[start DATASET ROWS]

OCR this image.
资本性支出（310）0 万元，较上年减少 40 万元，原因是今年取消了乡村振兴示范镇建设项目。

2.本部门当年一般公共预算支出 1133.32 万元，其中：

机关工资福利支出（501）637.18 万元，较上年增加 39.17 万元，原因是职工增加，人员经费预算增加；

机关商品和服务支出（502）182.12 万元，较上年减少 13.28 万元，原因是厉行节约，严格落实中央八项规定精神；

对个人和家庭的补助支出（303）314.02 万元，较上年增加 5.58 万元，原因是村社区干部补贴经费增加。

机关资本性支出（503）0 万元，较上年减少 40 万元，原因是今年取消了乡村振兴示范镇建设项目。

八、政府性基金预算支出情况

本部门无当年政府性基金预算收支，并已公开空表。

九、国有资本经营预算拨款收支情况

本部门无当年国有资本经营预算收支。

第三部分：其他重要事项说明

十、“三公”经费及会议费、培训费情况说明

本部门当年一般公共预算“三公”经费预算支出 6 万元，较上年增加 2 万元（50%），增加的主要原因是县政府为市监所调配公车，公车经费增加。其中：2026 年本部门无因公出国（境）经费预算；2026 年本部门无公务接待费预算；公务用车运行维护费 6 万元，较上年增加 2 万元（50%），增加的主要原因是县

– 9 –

[end DATASET ROWS]

GIVEN EXERCISE. Write out every line exactly as it stands.

EXERCISE ANSWER.
OCR this image.
资本性支出（310）0 万元，较上年减少 40 万元，原因是今年取消了乡村振兴示范镇建设项目。

2.本部门当年一般公共预算支出 1133.32 万元，其中：

机关工资福利支出（501）637.18 万元，较上年增加 39.17 万元，原因是职工增加，人员经费预算增加；

机关商品和服务支出（502）182.12 万元，较上年减少 13.28 万元，原因是厉行节约，严格落实中央八项规定精神；

对个人和家庭的补助支出（303）314.02 万元，较上年增加 5.58 万元，原因是村社区干部补贴经费增加。

机关资本性支出（503）0 万元，较上年减少 40 万元，原因是今年取消了乡村振兴示范镇建设项目。

八、政府性基金预算支出情况

本部门无当年政府性基金预算收支，并已公开空表。

九、国有资本经营预算拨款收支情况

本部门无当年国有资本经营预算收支。

第三部分：其他重要事项说明

十、“三公”经费及会议费、培训费情况说明

本部门当年一般公共预算“三公”经费预算支出 6 万元，较上年增加 2 万元（50%），增加的主要原因是县政府为市监所调配公车，公车经费增加。其中：2026 年本部门无因公出国（境）经费预算；2026 年本部门无公务接待费预算；公务用车运行维护费 6 万元，较上年增加 2 万元（50%），增加的主要原因是县

– 9 –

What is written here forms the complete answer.